▶ **SUPPLIED INFORMATION**
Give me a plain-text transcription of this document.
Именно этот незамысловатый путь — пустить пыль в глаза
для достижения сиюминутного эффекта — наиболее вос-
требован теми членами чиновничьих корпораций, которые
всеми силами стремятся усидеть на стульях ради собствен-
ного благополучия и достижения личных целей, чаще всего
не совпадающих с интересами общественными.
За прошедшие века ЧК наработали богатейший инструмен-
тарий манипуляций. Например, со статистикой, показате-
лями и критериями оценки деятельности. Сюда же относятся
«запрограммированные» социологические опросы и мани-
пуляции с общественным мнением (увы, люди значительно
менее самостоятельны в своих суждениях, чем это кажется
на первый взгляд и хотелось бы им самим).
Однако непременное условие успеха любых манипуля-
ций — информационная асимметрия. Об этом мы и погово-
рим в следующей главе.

▶ **TASK TO CARRY OUT**
Report only the number of lines in the records that include the word "достижения".

▶ **EXERCISE ANSWER**
2